Locate and copy all lines bearing the word "ylabel".
--------------------------------------------------
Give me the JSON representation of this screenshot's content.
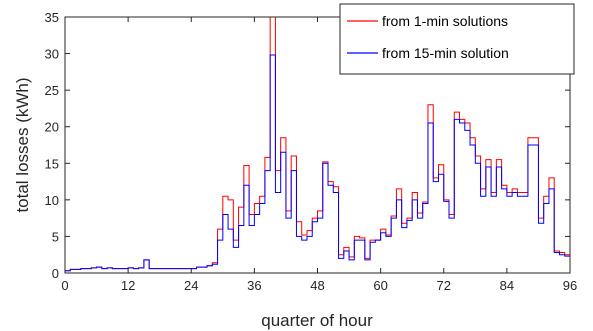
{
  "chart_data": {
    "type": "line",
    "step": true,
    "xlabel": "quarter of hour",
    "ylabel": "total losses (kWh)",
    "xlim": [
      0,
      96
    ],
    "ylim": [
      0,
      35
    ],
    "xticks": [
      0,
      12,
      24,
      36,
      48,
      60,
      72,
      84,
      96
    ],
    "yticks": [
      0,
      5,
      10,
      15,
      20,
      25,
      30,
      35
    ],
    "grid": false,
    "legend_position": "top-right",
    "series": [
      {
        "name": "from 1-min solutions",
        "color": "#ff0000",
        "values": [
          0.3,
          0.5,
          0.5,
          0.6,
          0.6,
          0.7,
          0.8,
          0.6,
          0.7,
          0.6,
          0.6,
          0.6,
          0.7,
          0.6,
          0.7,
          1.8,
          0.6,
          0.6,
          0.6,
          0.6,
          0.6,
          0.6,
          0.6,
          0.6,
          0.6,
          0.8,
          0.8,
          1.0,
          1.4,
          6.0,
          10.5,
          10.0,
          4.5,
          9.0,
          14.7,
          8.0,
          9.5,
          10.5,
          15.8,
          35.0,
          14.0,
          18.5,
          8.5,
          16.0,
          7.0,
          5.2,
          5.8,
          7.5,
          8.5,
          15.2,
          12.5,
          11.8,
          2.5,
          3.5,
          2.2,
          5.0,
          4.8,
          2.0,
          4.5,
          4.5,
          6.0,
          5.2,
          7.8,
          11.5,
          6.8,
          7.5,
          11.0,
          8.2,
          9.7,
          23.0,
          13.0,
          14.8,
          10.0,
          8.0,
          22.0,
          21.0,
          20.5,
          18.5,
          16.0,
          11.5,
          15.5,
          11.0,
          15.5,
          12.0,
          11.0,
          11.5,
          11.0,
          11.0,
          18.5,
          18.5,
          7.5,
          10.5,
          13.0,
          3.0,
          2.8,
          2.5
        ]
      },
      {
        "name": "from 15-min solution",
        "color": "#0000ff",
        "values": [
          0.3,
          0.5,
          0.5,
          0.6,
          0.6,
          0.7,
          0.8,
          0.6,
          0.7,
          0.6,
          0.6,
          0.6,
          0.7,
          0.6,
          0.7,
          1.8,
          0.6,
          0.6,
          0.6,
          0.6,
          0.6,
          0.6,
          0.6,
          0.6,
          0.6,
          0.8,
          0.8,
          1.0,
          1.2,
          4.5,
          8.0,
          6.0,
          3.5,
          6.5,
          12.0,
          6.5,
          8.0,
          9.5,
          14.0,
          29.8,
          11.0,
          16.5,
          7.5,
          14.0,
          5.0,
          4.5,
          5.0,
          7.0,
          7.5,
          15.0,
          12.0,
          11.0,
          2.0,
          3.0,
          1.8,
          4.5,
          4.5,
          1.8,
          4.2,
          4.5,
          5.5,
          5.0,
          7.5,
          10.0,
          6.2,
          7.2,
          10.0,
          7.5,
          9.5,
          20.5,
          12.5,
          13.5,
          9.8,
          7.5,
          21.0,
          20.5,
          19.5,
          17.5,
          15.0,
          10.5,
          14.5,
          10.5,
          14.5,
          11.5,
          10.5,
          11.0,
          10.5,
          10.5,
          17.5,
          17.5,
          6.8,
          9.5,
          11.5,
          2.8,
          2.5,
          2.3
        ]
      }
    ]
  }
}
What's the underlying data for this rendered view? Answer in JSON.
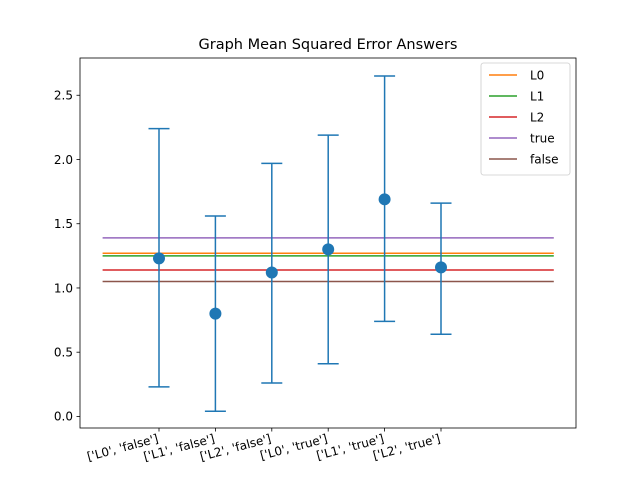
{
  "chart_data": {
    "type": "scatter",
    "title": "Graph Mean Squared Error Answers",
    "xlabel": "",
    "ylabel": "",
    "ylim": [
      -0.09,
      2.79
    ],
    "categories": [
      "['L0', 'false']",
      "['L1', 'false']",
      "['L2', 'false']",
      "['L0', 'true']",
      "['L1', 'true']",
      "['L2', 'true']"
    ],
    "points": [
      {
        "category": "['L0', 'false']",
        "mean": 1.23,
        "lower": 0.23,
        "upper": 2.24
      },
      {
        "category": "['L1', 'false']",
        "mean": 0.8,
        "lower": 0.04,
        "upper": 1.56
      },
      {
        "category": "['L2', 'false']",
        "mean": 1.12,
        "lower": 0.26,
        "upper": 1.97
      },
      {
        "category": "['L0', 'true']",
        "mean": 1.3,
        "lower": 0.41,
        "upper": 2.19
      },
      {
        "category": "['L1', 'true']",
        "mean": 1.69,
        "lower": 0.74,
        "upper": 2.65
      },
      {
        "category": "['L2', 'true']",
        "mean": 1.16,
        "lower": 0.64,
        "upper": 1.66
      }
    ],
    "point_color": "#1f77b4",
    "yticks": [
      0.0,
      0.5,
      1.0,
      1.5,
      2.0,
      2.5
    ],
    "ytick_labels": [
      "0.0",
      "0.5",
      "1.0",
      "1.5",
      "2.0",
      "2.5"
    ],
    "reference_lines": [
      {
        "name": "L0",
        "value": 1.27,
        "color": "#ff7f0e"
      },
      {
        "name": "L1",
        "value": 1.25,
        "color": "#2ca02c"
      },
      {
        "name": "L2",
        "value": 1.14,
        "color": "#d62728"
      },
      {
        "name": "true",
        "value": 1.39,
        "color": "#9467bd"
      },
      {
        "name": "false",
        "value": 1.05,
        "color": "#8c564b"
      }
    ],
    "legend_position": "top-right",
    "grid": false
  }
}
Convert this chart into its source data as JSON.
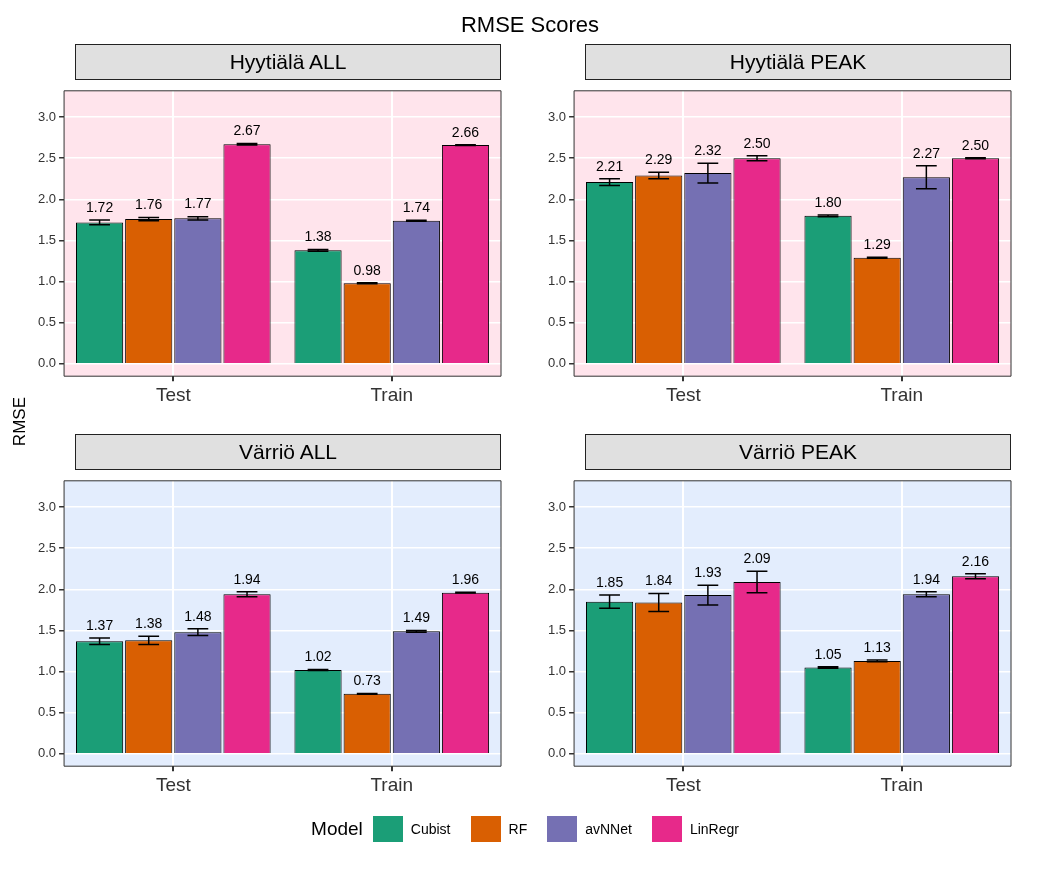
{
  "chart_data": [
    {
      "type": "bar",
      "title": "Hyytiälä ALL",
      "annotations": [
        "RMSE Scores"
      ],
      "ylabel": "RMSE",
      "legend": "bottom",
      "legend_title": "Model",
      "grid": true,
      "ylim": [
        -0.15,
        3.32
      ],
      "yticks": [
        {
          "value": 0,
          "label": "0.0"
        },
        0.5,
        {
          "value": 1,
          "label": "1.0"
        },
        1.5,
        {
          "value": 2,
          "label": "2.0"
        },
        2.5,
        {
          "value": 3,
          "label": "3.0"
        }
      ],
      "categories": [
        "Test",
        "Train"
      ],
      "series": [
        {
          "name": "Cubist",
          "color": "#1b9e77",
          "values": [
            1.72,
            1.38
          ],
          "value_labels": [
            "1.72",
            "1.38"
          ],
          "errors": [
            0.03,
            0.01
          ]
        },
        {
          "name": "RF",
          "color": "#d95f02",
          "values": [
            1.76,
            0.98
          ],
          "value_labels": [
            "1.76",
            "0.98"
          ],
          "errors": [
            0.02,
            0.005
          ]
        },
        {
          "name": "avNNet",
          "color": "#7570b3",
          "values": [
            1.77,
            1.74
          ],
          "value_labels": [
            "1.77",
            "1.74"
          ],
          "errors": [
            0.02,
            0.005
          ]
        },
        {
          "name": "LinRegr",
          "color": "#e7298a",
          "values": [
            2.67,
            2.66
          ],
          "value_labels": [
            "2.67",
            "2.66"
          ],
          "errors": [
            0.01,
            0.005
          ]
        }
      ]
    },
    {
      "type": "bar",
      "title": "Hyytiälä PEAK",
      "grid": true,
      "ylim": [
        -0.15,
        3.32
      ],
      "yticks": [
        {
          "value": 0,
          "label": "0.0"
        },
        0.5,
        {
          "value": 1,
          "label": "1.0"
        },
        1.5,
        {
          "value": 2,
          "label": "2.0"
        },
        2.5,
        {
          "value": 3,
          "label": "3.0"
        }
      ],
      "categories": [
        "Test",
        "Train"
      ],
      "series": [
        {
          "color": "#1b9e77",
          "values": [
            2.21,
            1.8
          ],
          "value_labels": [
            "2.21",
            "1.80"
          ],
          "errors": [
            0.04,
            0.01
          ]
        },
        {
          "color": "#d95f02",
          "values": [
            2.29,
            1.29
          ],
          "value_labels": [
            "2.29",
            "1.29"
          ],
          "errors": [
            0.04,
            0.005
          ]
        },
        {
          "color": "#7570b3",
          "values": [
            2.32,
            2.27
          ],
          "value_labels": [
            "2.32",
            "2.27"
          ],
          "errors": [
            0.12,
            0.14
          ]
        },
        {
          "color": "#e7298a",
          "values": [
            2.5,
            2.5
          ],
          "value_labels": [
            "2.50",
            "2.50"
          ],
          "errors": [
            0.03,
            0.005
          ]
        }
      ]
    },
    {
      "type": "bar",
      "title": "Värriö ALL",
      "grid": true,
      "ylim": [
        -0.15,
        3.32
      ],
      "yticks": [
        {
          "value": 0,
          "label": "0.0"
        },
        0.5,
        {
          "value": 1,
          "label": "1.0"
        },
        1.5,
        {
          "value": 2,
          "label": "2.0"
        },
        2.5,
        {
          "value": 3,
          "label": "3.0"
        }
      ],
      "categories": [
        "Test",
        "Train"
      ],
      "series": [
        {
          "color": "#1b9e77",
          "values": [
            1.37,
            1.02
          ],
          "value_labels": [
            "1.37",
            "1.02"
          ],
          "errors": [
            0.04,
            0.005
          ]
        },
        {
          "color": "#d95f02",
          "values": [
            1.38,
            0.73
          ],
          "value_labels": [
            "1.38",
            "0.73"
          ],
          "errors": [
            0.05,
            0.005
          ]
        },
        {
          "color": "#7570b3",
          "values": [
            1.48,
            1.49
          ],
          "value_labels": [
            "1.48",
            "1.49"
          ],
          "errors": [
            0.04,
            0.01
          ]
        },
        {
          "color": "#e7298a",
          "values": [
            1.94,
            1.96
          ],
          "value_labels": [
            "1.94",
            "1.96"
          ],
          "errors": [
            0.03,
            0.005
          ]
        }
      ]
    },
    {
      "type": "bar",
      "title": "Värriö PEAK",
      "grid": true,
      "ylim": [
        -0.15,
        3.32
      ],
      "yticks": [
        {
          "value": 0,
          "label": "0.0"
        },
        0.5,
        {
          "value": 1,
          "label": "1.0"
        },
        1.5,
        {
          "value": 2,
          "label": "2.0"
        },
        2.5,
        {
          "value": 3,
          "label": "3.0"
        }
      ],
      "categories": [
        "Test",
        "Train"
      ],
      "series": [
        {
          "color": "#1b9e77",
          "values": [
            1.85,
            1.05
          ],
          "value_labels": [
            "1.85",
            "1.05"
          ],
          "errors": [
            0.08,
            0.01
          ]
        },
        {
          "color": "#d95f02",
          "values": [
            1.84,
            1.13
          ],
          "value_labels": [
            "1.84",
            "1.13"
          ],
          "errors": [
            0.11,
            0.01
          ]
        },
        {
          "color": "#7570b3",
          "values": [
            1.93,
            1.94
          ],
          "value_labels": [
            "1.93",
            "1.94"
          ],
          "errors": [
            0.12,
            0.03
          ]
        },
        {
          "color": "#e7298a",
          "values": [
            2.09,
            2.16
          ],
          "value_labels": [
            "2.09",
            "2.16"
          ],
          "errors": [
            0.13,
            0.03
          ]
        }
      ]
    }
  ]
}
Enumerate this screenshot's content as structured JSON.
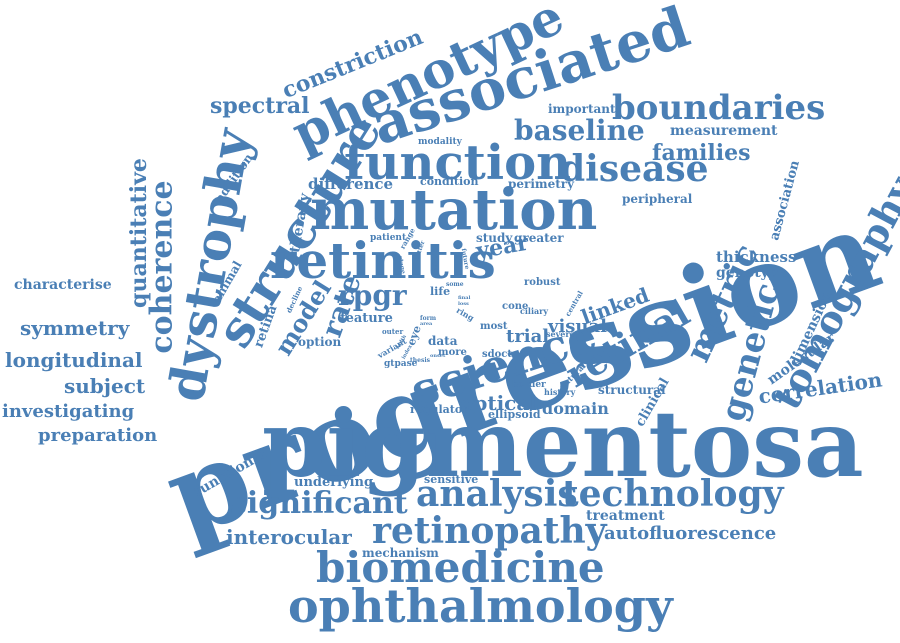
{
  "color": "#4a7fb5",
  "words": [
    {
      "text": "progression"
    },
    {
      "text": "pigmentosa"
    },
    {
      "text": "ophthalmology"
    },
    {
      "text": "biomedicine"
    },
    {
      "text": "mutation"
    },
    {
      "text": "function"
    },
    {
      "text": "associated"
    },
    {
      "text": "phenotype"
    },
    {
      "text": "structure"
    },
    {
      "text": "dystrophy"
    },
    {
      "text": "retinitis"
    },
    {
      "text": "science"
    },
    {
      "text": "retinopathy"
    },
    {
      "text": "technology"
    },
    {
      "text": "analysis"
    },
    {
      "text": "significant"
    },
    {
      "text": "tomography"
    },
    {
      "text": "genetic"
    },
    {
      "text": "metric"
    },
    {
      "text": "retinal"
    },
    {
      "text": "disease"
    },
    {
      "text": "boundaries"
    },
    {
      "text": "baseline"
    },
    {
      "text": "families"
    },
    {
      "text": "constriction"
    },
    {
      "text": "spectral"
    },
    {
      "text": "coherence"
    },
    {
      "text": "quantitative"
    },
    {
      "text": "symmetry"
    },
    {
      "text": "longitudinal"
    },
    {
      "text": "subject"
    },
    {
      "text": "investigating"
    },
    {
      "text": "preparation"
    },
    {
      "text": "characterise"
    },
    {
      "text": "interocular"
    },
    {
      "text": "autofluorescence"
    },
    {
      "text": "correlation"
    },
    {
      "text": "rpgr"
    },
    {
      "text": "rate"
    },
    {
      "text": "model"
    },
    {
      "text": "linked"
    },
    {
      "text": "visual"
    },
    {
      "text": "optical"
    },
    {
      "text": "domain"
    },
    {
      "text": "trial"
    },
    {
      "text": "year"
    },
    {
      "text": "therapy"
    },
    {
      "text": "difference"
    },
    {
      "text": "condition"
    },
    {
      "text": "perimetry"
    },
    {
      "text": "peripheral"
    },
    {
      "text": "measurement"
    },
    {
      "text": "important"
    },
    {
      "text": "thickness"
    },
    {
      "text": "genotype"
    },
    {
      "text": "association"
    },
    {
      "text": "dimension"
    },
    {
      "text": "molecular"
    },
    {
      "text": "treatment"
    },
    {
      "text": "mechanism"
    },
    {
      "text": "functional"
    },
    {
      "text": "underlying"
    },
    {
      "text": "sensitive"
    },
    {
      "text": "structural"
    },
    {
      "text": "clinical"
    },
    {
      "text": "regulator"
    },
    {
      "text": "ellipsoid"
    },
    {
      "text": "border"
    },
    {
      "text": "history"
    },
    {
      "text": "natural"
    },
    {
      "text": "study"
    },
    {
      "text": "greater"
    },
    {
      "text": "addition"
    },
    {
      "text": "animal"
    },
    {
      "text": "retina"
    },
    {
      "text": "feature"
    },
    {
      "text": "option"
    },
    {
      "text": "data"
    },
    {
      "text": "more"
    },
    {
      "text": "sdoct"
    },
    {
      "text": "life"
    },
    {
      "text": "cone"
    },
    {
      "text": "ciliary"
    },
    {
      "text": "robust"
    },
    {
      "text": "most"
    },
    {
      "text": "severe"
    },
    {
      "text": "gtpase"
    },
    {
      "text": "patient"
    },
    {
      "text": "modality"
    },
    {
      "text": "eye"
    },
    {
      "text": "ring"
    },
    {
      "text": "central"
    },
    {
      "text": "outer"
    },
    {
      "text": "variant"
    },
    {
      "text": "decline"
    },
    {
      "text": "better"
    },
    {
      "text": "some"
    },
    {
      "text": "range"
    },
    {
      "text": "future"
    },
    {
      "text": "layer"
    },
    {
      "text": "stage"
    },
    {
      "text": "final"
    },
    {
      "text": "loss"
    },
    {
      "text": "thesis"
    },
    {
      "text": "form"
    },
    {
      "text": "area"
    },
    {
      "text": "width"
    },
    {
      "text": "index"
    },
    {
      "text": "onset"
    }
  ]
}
--------------------------------------------------
*Final result*.
    "ylabel": "total losses (kWh)",
    "ylabel": "",
      "ylabel": "RMSE",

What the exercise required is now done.